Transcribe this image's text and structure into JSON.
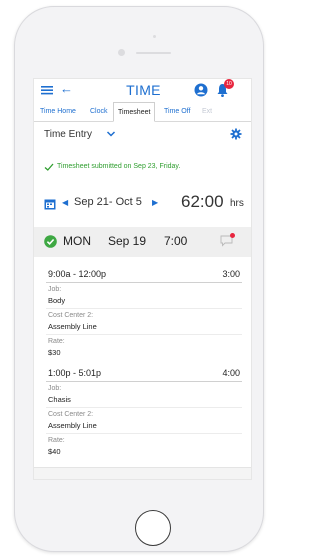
{
  "app": {
    "title": "TIME",
    "notification_count": "10"
  },
  "tabs": [
    {
      "label": "Time Home"
    },
    {
      "label": "Clock"
    },
    {
      "label": "Timesheet"
    },
    {
      "label": "Time Off"
    },
    {
      "label": "Ext"
    }
  ],
  "entry": {
    "label": "Time Entry"
  },
  "notice": {
    "text": "Timesheet submitted on Sep 23, Friday."
  },
  "period": {
    "range": "Sep 21- Oct 5",
    "hours": "62:00",
    "unit": "hrs"
  },
  "day": {
    "name": "MON",
    "date": "Sep 19",
    "total": "7:00"
  },
  "entries": [
    {
      "times": "9:00a - 12:00p",
      "duration": "3:00",
      "job_label": "Job:",
      "job": "Body",
      "cc_label": "Cost Center 2:",
      "cc": "Assembly Line",
      "rate_label": "Rate:",
      "rate": "$30"
    },
    {
      "times": "1:00p - 5:01p",
      "duration": "4:00",
      "job_label": "Job:",
      "job": "Chasis",
      "cc_label": "Cost Center 2:",
      "cc": "Assembly Line",
      "rate_label": "Rate:",
      "rate": "$40"
    }
  ],
  "colors": {
    "accent": "#1e6fd0",
    "success": "#2f9e2f",
    "alert": "#e8263f"
  },
  "icons": [
    "menu-icon",
    "back-arrow-icon",
    "user-icon",
    "bell-icon",
    "chevron-down-icon",
    "gear-icon",
    "check-icon",
    "calendar-icon",
    "prev-arrow-icon",
    "next-arrow-icon",
    "check-circle-icon",
    "comment-icon"
  ]
}
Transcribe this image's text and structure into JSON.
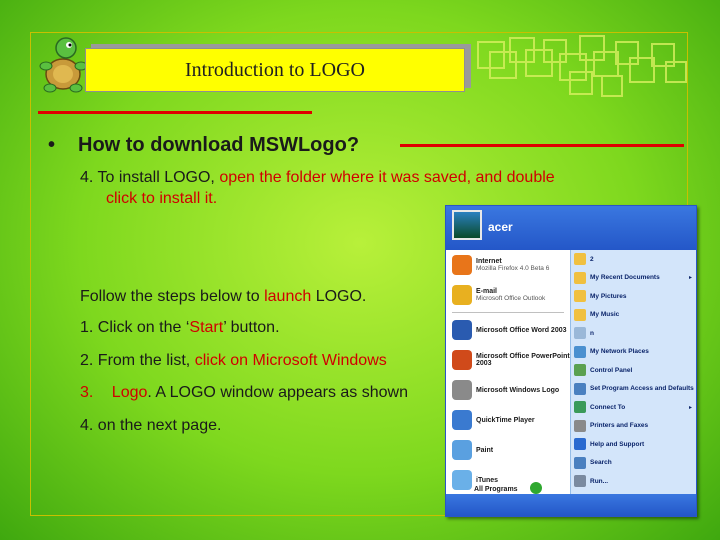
{
  "slide": {
    "title": "Introduction to LOGO",
    "bullet": "•",
    "heading": "How to download MSWLogo?",
    "step4_prefix": "4. To install LOGO, ",
    "step4_red": "open the folder where it was saved, and double",
    "step4_line2": "click to install it.",
    "follow_prefix": "Follow the steps below to ",
    "follow_red": "launch",
    "follow_suffix": " LOGO.",
    "item1_prefix": "1.  Click on the ‘",
    "item1_red": "Start",
    "item1_suffix": "’ button.",
    "item2_prefix": "2.  From the list, ",
    "item2_red": "click on Microsoft Windows",
    "item3_num": "3.",
    "item3_red": "Logo",
    "item3_suffix": ". A LOGO window appears as shown",
    "item4": "4.  on the next page."
  },
  "start_menu": {
    "user": "acer",
    "left_items": [
      {
        "title": "Internet",
        "sub": "Mozilla Firefox 4.0 Beta 6",
        "icon": "firefox-icon",
        "color": "#e8751a"
      },
      {
        "title": "E-mail",
        "sub": "Microsoft Office Outlook",
        "icon": "outlook-icon",
        "color": "#e8b020"
      },
      {
        "title": "Microsoft Office Word 2003",
        "sub": "",
        "icon": "word-icon",
        "color": "#2a5bb0"
      },
      {
        "title": "Microsoft Office PowerPoint 2003",
        "sub": "",
        "icon": "powerpoint-icon",
        "color": "#d04a1a"
      },
      {
        "title": "Microsoft Windows Logo",
        "sub": "",
        "icon": "mswlogo-icon",
        "color": "#8a8a8a"
      },
      {
        "title": "QuickTime Player",
        "sub": "",
        "icon": "quicktime-icon",
        "color": "#3a7ad0"
      },
      {
        "title": "Paint",
        "sub": "",
        "icon": "paint-icon",
        "color": "#5aa0e0"
      },
      {
        "title": "iTunes",
        "sub": "",
        "icon": "itunes-icon",
        "color": "#6ab0e8"
      }
    ],
    "right_items": [
      {
        "label": "2",
        "icon": "folder-icon",
        "color": "#f0c040",
        "arrow": ""
      },
      {
        "label": "My Recent Documents",
        "icon": "recent-docs-icon",
        "color": "#f0c040",
        "arrow": "▸"
      },
      {
        "label": "My Pictures",
        "icon": "pictures-icon",
        "color": "#f0c040",
        "arrow": ""
      },
      {
        "label": "My Music",
        "icon": "music-icon",
        "color": "#f0c040",
        "arrow": ""
      },
      {
        "label": "n",
        "icon": "computer-icon",
        "color": "#9ab8d8",
        "arrow": ""
      },
      {
        "label": "My Network Places",
        "icon": "network-icon",
        "color": "#4a90d0",
        "arrow": ""
      },
      {
        "label": "Control Panel",
        "icon": "control-panel-icon",
        "color": "#5aa050",
        "arrow": ""
      },
      {
        "label": "Set Program Access and Defaults",
        "icon": "defaults-icon",
        "color": "#4a80c0",
        "arrow": ""
      },
      {
        "label": "Connect To",
        "icon": "connect-icon",
        "color": "#3a9a5a",
        "arrow": "▸"
      },
      {
        "label": "Printers and Faxes",
        "icon": "printer-icon",
        "color": "#8a8a8a",
        "arrow": ""
      },
      {
        "label": "Help and Support",
        "icon": "help-icon",
        "color": "#2a6ad0",
        "arrow": ""
      },
      {
        "label": "Search",
        "icon": "search-icon",
        "color": "#4a80c0",
        "arrow": ""
      },
      {
        "label": "Run...",
        "icon": "run-icon",
        "color": "#7a8aa0",
        "arrow": ""
      }
    ],
    "all_programs": "All Programs"
  }
}
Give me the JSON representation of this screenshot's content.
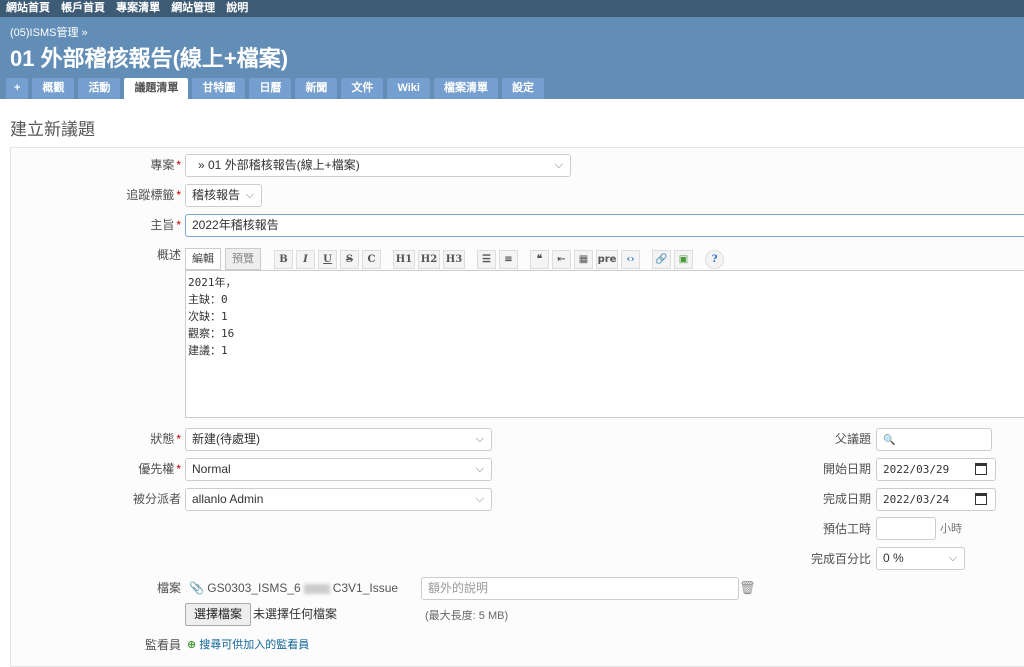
{
  "top_menu": [
    "網站首頁",
    "帳戶首頁",
    "專案清單",
    "網站管理",
    "說明"
  ],
  "header": {
    "breadcrumb": "(05)ISMS管理 »",
    "title": "01 外部稽核報告(線上+檔案)"
  },
  "tabs": [
    {
      "label": "+"
    },
    {
      "label": "概觀"
    },
    {
      "label": "活動"
    },
    {
      "label": "議題清單"
    },
    {
      "label": "甘特圖"
    },
    {
      "label": "日曆"
    },
    {
      "label": "新聞"
    },
    {
      "label": "文件"
    },
    {
      "label": "Wiki"
    },
    {
      "label": "檔案清單"
    },
    {
      "label": "設定"
    }
  ],
  "page_heading": "建立新議題",
  "form": {
    "project": {
      "label": "專案",
      "required": "*",
      "value": "» 01 外部稽核報告(線上+檔案)"
    },
    "tracker": {
      "label": "追蹤標籤",
      "required": "*",
      "value": "稽核報告"
    },
    "subject": {
      "label": "主旨",
      "required": "*",
      "value": "2022年稽核報告"
    },
    "description": {
      "label": "概述",
      "tab_edit": "編輯",
      "tab_preview": "預覽",
      "toolbar": [
        "B",
        "I",
        "U",
        "S",
        "C",
        "H1",
        "H2",
        "H3",
        "pre"
      ],
      "lines": [
        "2021年，",
        "主缺：0",
        "次缺：1",
        "觀察：16",
        "建議：1"
      ]
    },
    "status": {
      "label": "狀態",
      "required": "*",
      "value": "新建(待處理)"
    },
    "priority": {
      "label": "優先權",
      "required": "*",
      "value": "Normal"
    },
    "assignee": {
      "label": "被分派者",
      "value": "allanlo Admin"
    },
    "parent": {
      "label": "父議題"
    },
    "start_date": {
      "label": "開始日期",
      "value": "2022/03/29"
    },
    "due_date": {
      "label": "完成日期",
      "value": "2022/03/24"
    },
    "estimated": {
      "label": "預估工時",
      "unit": "小時"
    },
    "done_ratio": {
      "label": "完成百分比",
      "value": "0 %"
    },
    "files": {
      "label": "檔案",
      "filename": "GS0303_ISMS_6",
      "filename_tail": "C3V1_Issue",
      "desc_placeholder": "額外的說明",
      "choose_button": "選擇檔案",
      "no_file": "未選擇任何檔案",
      "max_size": "(最大長度: 5 MB)"
    },
    "watchers": {
      "label": "監看員",
      "search_link": "搜尋可供加入的監看員"
    }
  },
  "colors": {
    "top_menu": "#3e5b76",
    "header": "#628db6",
    "tab": "#759fcf",
    "required": "#bb0000",
    "link": "#116699"
  }
}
=====
Exercise instructions
Transcribe the listing in full and omit the pictures.

Finished exercise
Transcribe this image's text and structure into JSON.
{
  "app": {
    "title": "TIME",
    "notification_count": "10"
  },
  "tabs": [
    {
      "label": "Time Home"
    },
    {
      "label": "Clock"
    },
    {
      "label": "Timesheet"
    },
    {
      "label": "Time Off"
    },
    {
      "label": "Ext"
    }
  ],
  "entry": {
    "label": "Time Entry"
  },
  "notice": {
    "text": "Timesheet submitted on Sep 23, Friday."
  },
  "period": {
    "range": "Sep 21- Oct 5",
    "hours": "62:00",
    "unit": "hrs"
  },
  "day": {
    "name": "MON",
    "date": "Sep 19",
    "total": "7:00"
  },
  "entries": [
    {
      "times": "9:00a - 12:00p",
      "duration": "3:00",
      "job_label": "Job:",
      "job": "Body",
      "cc_label": "Cost Center 2:",
      "cc": "Assembly Line",
      "rate_label": "Rate:",
      "rate": "$30"
    },
    {
      "times": "1:00p - 5:01p",
      "duration": "4:00",
      "job_label": "Job:",
      "job": "Chasis",
      "cc_label": "Cost Center 2:",
      "cc": "Assembly Line",
      "rate_label": "Rate:",
      "rate": "$40"
    }
  ],
  "colors": {
    "accent": "#1e6fd0",
    "success": "#2f9e2f",
    "alert": "#e8263f"
  },
  "icons": [
    "menu-icon",
    "back-arrow-icon",
    "user-icon",
    "bell-icon",
    "chevron-down-icon",
    "gear-icon",
    "check-icon",
    "calendar-icon",
    "prev-arrow-icon",
    "next-arrow-icon",
    "check-circle-icon",
    "comment-icon"
  ]
}
Transcribe this image's text and structure into JSON.
{
  "slide": {
    "title": "Introduction to LOGO",
    "bullet": "•",
    "heading": "How to download MSWLogo?",
    "step4_prefix": "4. To install LOGO, ",
    "step4_red": "open the folder where it was saved, and double",
    "step4_line2": "click to install it.",
    "follow_prefix": "Follow the steps below to ",
    "follow_red": "launch",
    "follow_suffix": " LOGO.",
    "item1_prefix": "1.  Click on the ‘",
    "item1_red": "Start",
    "item1_suffix": "’ button.",
    "item2_prefix": "2.  From the list, ",
    "item2_red": "click on Microsoft Windows",
    "item3_num": "3.",
    "item3_red": "Logo",
    "item3_suffix": ". A LOGO window appears as shown",
    "item4": "4.  on the next page."
  },
  "start_menu": {
    "user": "acer",
    "left_items": [
      {
        "title": "Internet",
        "sub": "Mozilla Firefox 4.0 Beta 6",
        "icon": "firefox-icon",
        "color": "#e8751a"
      },
      {
        "title": "E-mail",
        "sub": "Microsoft Office Outlook",
        "icon": "outlook-icon",
        "color": "#e8b020"
      },
      {
        "title": "Microsoft Office Word 2003",
        "sub": "",
        "icon": "word-icon",
        "color": "#2a5bb0"
      },
      {
        "title": "Microsoft Office PowerPoint 2003",
        "sub": "",
        "icon": "powerpoint-icon",
        "color": "#d04a1a"
      },
      {
        "title": "Microsoft Windows Logo",
        "sub": "",
        "icon": "mswlogo-icon",
        "color": "#8a8a8a"
      },
      {
        "title": "QuickTime Player",
        "sub": "",
        "icon": "quicktime-icon",
        "color": "#3a7ad0"
      },
      {
        "title": "Paint",
        "sub": "",
        "icon": "paint-icon",
        "color": "#5aa0e0"
      },
      {
        "title": "iTunes",
        "sub": "",
        "icon": "itunes-icon",
        "color": "#6ab0e8"
      }
    ],
    "right_items": [
      {
        "label": "2",
        "icon": "folder-icon",
        "color": "#f0c040",
        "arrow": ""
      },
      {
        "label": "My Recent Documents",
        "icon": "recent-docs-icon",
        "color": "#f0c040",
        "arrow": "▸"
      },
      {
        "label": "My Pictures",
        "icon": "pictures-icon",
        "color": "#f0c040",
        "arrow": ""
      },
      {
        "label": "My Music",
        "icon": "music-icon",
        "color": "#f0c040",
        "arrow": ""
      },
      {
        "label": "n",
        "icon": "computer-icon",
        "color": "#9ab8d8",
        "arrow": ""
      },
      {
        "label": "My Network Places",
        "icon": "network-icon",
        "color": "#4a90d0",
        "arrow": ""
      },
      {
        "label": "Control Panel",
        "icon": "control-panel-icon",
        "color": "#5aa050",
        "arrow": ""
      },
      {
        "label": "Set Program Access and Defaults",
        "icon": "defaults-icon",
        "color": "#4a80c0",
        "arrow": ""
      },
      {
        "label": "Connect To",
        "icon": "connect-icon",
        "color": "#3a9a5a",
        "arrow": "▸"
      },
      {
        "label": "Printers and Faxes",
        "icon": "printer-icon",
        "color": "#8a8a8a",
        "arrow": ""
      },
      {
        "label": "Help and Support",
        "icon": "help-icon",
        "color": "#2a6ad0",
        "arrow": ""
      },
      {
        "label": "Search",
        "icon": "search-icon",
        "color": "#4a80c0",
        "arrow": ""
      },
      {
        "label": "Run...",
        "icon": "run-icon",
        "color": "#7a8aa0",
        "arrow": ""
      }
    ],
    "all_programs": "All Programs"
  }
}
Give me the JSON representation of this screenshot's content.
{
  "top_menu": [
    "網站首頁",
    "帳戶首頁",
    "專案清單",
    "網站管理",
    "說明"
  ],
  "header": {
    "breadcrumb": "(05)ISMS管理 »",
    "title": "01 外部稽核報告(線上+檔案)"
  },
  "tabs": [
    {
      "label": "+"
    },
    {
      "label": "概觀"
    },
    {
      "label": "活動"
    },
    {
      "label": "議題清單"
    },
    {
      "label": "甘特圖"
    },
    {
      "label": "日曆"
    },
    {
      "label": "新聞"
    },
    {
      "label": "文件"
    },
    {
      "label": "Wiki"
    },
    {
      "label": "檔案清單"
    },
    {
      "label": "設定"
    }
  ],
  "page_heading": "建立新議題",
  "form": {
    "project": {
      "label": "專案",
      "required": "*",
      "value": "» 01 外部稽核報告(線上+檔案)"
    },
    "tracker": {
      "label": "追蹤標籤",
      "required": "*",
      "value": "稽核報告"
    },
    "subject": {
      "label": "主旨",
      "required": "*",
      "value": "2022年稽核報告"
    },
    "description": {
      "label": "概述",
      "tab_edit": "編輯",
      "tab_preview": "預覽",
      "toolbar": [
        "B",
        "I",
        "U",
        "S",
        "C",
        "H1",
        "H2",
        "H3",
        "pre"
      ],
      "lines": [
        "2021年，",
        "主缺：0",
        "次缺：1",
        "觀察：16",
        "建議：1"
      ]
    },
    "status": {
      "label": "狀態",
      "required": "*",
      "value": "新建(待處理)"
    },
    "priority": {
      "label": "優先權",
      "required": "*",
      "value": "Normal"
    },
    "assignee": {
      "label": "被分派者",
      "value": "allanlo Admin"
    },
    "parent": {
      "label": "父議題"
    },
    "start_date": {
      "label": "開始日期",
      "value": "2022/03/29"
    },
    "due_date": {
      "label": "完成日期",
      "value": "2022/03/24"
    },
    "estimated": {
      "label": "預估工時",
      "unit": "小時"
    },
    "done_ratio": {
      "label": "完成百分比",
      "value": "0 %"
    },
    "files": {
      "label": "檔案",
      "filename": "GS0303_ISMS_6",
      "filename_tail": "C3V1_Issue",
      "desc_placeholder": "額外的說明",
      "choose_button": "選擇檔案",
      "no_file": "未選擇任何檔案",
      "max_size": "(最大長度: 5 MB)"
    },
    "watchers": {
      "label": "監看員",
      "search_link": "搜尋可供加入的監看員"
    }
  },
  "colors": {
    "top_menu": "#3e5b76",
    "header": "#628db6",
    "tab": "#759fcf",
    "required": "#bb0000",
    "link": "#116699"
  }
}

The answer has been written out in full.